Written instruction:
Determine how many lines include "Setup". Give the number and nothing else.

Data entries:
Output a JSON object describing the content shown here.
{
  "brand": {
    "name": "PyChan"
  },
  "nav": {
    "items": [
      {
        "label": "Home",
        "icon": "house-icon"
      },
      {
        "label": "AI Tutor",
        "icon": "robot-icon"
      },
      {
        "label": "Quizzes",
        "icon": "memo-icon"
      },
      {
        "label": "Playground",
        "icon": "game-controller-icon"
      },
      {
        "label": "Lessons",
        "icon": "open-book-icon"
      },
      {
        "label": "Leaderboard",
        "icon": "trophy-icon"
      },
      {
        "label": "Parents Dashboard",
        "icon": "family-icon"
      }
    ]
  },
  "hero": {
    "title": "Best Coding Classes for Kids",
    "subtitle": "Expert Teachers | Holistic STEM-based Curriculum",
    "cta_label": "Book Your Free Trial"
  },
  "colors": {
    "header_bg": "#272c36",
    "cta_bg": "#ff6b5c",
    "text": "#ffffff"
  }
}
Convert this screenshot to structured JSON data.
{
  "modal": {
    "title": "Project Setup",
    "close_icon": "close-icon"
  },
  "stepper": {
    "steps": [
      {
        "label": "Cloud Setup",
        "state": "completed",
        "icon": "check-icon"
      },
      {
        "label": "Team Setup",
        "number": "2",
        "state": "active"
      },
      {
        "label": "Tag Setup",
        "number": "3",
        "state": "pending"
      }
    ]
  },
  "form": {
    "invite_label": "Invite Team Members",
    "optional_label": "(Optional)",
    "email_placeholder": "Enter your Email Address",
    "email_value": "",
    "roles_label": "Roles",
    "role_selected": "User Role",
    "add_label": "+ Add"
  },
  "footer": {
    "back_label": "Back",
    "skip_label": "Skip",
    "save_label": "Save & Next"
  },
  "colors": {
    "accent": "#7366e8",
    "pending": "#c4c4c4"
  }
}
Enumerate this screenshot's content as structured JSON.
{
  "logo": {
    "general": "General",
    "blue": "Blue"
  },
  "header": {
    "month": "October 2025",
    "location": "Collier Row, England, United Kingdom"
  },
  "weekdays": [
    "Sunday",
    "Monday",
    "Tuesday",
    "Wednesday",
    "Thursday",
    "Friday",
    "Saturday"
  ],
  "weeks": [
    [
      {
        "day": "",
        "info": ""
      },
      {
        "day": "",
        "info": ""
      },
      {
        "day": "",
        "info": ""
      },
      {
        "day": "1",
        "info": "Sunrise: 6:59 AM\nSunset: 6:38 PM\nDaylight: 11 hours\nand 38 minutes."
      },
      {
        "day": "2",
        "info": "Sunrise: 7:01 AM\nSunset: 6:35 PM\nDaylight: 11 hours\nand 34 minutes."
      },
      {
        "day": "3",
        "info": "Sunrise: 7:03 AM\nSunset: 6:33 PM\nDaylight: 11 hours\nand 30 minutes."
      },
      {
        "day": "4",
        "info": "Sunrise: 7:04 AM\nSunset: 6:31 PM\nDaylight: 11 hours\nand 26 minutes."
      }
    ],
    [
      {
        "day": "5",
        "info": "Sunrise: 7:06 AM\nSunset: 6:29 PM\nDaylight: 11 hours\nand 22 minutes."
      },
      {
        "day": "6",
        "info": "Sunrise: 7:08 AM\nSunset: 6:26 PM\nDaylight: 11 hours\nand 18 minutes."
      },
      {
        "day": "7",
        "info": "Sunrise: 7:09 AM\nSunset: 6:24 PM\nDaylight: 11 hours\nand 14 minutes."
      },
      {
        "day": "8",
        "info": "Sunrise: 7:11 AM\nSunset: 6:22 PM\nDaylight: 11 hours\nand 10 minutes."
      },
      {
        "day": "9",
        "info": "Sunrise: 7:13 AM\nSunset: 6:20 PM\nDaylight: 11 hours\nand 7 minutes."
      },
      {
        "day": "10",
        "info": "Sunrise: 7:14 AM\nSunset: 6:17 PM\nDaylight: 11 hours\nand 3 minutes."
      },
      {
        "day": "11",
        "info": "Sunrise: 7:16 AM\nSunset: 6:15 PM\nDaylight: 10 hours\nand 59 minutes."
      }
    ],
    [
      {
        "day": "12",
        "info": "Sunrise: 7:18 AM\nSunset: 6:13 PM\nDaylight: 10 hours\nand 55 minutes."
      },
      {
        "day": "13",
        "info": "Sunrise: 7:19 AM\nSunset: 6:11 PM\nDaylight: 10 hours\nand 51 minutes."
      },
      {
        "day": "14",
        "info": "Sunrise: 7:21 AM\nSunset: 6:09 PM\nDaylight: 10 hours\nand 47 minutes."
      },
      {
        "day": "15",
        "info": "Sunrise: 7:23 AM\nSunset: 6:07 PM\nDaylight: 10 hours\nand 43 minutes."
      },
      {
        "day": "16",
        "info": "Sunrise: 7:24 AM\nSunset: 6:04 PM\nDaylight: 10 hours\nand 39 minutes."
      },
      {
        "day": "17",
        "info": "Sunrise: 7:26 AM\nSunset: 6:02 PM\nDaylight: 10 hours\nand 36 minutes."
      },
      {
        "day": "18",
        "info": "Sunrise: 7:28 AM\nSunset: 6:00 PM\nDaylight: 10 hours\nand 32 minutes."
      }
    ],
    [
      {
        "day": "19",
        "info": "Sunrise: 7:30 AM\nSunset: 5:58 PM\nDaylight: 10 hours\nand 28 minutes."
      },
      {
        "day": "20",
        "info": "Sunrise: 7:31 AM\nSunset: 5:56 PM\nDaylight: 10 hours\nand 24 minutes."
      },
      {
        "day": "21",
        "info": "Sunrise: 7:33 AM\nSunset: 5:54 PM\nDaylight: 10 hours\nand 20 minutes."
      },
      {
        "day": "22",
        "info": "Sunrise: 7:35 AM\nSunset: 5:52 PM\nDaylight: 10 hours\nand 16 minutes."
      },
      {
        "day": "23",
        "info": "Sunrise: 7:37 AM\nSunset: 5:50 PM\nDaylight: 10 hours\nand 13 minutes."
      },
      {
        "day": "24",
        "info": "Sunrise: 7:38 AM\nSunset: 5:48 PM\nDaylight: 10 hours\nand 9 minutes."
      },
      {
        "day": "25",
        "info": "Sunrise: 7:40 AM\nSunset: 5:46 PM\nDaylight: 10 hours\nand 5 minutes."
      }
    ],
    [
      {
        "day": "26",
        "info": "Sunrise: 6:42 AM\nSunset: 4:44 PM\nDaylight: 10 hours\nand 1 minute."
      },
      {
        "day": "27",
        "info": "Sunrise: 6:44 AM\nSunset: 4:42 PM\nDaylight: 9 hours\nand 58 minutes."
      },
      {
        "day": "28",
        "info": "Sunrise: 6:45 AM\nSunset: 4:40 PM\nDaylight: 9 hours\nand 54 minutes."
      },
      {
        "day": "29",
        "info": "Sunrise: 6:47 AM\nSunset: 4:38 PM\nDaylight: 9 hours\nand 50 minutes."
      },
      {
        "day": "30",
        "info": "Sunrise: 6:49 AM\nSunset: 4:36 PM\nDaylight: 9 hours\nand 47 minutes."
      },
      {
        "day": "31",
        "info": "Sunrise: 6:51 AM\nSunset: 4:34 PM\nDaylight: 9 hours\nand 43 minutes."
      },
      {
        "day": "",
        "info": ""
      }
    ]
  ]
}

Response to this exercise:
4